## Task directions
Work out how many lines of the listing hold the string "content", then answer with that number and nothing else.

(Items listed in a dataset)
○ ○ ○ ○ ○

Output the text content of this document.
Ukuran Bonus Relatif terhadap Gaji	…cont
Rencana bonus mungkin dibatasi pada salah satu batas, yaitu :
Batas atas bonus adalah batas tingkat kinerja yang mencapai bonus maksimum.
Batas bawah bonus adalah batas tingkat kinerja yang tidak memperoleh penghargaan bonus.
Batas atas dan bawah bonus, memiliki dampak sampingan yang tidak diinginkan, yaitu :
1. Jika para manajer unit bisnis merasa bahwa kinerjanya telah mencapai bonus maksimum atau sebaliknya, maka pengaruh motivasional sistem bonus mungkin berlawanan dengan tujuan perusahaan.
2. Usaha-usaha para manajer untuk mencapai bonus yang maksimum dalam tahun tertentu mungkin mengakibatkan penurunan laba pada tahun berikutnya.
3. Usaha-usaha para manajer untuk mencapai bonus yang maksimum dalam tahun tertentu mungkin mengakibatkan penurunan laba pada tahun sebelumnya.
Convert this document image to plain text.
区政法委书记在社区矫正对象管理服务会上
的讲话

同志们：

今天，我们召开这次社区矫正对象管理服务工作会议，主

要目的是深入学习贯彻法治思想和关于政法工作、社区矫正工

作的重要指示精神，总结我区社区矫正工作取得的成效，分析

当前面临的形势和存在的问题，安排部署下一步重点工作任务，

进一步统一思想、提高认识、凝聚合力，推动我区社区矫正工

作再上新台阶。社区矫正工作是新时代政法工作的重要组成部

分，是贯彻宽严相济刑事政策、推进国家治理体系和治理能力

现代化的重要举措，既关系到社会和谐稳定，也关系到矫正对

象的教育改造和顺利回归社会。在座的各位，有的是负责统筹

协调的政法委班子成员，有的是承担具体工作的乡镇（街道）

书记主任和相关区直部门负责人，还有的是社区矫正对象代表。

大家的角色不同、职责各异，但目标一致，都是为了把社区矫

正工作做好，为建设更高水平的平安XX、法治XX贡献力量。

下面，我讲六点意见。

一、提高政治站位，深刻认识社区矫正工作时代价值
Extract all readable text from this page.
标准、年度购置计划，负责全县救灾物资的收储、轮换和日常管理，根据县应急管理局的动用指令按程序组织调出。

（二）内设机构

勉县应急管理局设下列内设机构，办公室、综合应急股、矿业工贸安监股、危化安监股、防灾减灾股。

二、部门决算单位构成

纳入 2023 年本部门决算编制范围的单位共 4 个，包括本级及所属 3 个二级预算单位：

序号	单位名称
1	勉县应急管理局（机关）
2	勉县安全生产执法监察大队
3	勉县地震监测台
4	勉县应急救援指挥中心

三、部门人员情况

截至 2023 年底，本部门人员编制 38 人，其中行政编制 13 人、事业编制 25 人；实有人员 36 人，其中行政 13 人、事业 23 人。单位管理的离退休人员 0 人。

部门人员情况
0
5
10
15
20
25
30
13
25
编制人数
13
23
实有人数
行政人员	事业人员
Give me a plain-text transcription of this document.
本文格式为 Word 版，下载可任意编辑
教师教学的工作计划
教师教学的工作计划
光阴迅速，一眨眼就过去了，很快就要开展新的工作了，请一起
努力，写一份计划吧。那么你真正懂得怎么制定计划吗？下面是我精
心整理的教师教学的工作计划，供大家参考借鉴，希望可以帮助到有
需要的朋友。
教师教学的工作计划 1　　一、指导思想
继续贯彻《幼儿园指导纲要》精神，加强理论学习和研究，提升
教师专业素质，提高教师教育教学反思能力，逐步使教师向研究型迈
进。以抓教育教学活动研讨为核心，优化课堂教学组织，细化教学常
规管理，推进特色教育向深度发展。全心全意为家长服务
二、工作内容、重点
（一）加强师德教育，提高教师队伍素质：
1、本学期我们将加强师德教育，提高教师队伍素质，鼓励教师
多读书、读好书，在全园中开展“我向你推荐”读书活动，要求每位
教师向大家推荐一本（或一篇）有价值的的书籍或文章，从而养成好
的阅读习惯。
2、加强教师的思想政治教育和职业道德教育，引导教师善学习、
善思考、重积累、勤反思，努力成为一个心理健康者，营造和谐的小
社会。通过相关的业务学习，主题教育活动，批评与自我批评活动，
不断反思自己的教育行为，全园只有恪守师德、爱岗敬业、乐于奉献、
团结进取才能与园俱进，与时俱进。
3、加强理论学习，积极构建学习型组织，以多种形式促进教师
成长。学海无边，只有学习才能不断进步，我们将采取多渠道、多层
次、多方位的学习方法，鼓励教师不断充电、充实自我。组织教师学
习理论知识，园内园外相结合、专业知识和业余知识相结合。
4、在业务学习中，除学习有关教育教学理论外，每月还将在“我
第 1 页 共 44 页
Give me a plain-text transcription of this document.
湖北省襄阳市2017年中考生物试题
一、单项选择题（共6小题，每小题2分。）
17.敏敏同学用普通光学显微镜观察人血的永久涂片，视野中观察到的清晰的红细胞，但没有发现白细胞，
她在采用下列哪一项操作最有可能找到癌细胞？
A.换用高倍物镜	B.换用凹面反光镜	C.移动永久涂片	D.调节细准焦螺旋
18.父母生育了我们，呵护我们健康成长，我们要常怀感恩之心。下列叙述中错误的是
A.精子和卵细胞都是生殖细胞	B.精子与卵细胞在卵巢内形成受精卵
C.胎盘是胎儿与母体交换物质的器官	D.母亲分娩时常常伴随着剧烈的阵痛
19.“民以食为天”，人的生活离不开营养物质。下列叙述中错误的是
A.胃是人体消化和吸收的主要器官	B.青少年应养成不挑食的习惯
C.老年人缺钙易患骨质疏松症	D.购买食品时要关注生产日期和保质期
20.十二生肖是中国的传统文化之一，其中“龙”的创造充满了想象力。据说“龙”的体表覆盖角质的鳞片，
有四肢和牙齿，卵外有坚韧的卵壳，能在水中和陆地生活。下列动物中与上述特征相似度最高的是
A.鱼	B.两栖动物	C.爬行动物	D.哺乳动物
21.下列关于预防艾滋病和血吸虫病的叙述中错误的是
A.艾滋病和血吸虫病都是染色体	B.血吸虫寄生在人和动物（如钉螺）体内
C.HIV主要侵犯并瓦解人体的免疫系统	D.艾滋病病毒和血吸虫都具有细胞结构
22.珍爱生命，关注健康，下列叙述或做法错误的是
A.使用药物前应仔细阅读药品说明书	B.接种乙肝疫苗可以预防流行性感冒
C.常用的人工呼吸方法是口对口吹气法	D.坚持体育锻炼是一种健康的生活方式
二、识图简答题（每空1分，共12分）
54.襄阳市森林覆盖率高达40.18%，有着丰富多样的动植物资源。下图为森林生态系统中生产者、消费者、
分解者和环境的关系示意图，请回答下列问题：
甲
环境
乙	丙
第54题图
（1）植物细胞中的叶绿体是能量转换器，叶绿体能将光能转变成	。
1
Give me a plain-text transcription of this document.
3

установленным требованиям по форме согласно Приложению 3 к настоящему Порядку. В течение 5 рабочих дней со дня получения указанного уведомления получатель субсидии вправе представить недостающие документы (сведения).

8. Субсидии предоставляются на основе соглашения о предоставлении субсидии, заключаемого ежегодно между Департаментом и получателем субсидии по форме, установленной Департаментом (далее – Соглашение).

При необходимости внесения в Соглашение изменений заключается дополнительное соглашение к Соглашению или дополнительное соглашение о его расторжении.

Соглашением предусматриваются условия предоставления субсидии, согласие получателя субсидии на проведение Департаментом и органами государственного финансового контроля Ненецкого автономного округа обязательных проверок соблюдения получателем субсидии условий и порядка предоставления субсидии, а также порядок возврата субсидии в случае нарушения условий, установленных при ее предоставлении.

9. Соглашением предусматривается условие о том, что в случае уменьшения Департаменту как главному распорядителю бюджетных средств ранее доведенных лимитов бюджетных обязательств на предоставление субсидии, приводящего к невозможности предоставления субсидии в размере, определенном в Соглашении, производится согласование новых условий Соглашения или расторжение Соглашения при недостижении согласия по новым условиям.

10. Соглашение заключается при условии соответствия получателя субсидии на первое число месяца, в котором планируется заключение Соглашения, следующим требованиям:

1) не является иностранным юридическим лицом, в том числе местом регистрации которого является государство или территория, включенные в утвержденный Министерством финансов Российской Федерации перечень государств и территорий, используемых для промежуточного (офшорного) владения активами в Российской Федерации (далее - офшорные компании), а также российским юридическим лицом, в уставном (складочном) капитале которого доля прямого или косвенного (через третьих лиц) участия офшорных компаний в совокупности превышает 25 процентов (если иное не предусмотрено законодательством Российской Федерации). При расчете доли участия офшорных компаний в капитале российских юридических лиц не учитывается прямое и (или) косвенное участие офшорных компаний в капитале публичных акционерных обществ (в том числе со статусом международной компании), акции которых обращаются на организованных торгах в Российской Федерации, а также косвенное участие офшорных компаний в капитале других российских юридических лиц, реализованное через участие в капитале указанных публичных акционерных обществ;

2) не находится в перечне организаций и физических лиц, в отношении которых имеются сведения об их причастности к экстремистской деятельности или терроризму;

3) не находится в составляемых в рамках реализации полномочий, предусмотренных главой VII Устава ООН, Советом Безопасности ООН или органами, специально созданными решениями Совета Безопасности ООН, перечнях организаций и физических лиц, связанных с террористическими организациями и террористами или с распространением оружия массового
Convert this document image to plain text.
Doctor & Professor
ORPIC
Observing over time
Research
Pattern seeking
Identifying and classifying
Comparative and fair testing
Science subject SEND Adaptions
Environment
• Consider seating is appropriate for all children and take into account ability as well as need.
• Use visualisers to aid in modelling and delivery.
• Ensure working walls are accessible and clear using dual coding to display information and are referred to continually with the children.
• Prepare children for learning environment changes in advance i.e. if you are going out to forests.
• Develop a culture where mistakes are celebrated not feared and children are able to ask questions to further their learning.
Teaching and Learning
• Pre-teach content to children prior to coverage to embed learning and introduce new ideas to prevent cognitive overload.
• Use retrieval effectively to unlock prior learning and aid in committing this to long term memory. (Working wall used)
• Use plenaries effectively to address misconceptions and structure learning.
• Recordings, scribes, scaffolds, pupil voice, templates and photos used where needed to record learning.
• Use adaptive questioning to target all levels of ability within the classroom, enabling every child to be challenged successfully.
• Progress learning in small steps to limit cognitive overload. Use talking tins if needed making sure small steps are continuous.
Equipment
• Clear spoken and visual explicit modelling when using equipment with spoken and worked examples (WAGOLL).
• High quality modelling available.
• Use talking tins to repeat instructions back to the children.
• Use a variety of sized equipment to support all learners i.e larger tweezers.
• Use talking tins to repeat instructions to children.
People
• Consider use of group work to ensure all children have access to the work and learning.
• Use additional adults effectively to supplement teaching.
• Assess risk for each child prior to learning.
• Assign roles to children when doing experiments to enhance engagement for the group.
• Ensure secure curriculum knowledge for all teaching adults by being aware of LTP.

○ ○ ○ ○ ○

## Correct result
2